[Stored items from a collection]

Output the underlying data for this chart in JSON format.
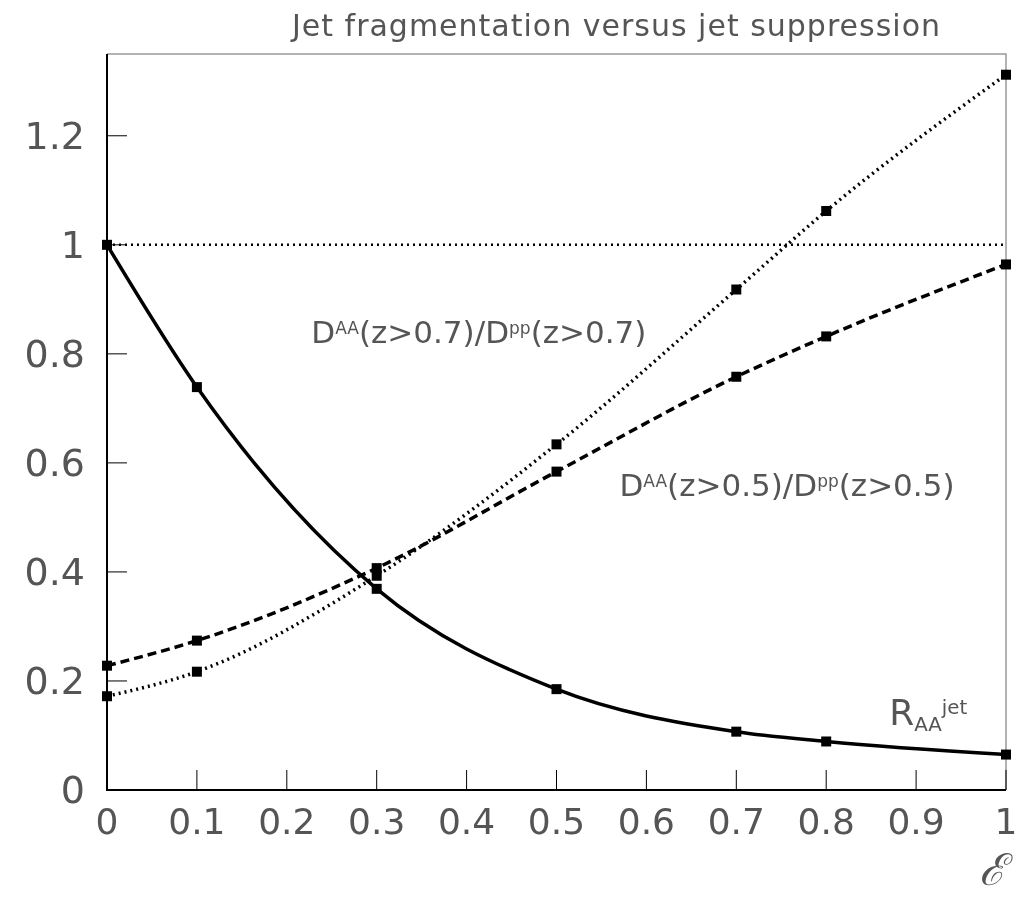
{
  "chart_data": {
    "type": "line",
    "title": "Jet fragmentation versus jet suppression",
    "xlabel": "ℰ",
    "x": [
      0,
      0.1,
      0.3,
      0.5,
      0.7,
      0.8,
      1
    ],
    "series": [
      {
        "name": "R$_{AA}$$^{jet}$",
        "color": "#000000",
        "line_style": "solid",
        "values": [
          1.0,
          0.739,
          0.369,
          0.185,
          0.107,
          0.089,
          0.065
        ]
      },
      {
        "name": "D$^{AA}$(z>0.7)/D$^{pp}$(z>0.7)",
        "color": "#000000",
        "line_style": "dotted",
        "values": [
          0.172,
          0.217,
          0.393,
          0.634,
          0.918,
          1.062,
          1.312
        ]
      },
      {
        "name": "D$^{AA}$(z>0.5)/D$^{pp}$(z>0.5)",
        "color": "#000000",
        "line_style": "dashed",
        "values": [
          0.228,
          0.274,
          0.407,
          0.584,
          0.758,
          0.832,
          0.964
        ]
      }
    ],
    "marker": "square",
    "xlim": [
      0,
      1
    ],
    "ylim": [
      0,
      1.35
    ],
    "xticks": [
      0,
      0.1,
      0.2,
      0.3,
      0.4,
      0.5,
      0.6,
      0.7,
      0.8,
      0.9,
      1
    ],
    "yticks": [
      0,
      0.2,
      0.4,
      0.6,
      0.8,
      1,
      1.2
    ],
    "ref_lines": [
      {
        "axis": "y",
        "value": 1,
        "color": "#000000",
        "line_style": "dotted"
      }
    ]
  }
}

- WHAT YOU HAVE TO DO -
Gather each line of the listing that holds the string "name".

- COMPLETED TASK -
        "name": "R$_{AA}$$^{jet}$",
        "name": "D$^{AA}$(z>0.7)/D$^{pp}$(z>0.7)",
        "name": "D$^{AA}$(z>0.5)/D$^{pp}$(z>0.5)",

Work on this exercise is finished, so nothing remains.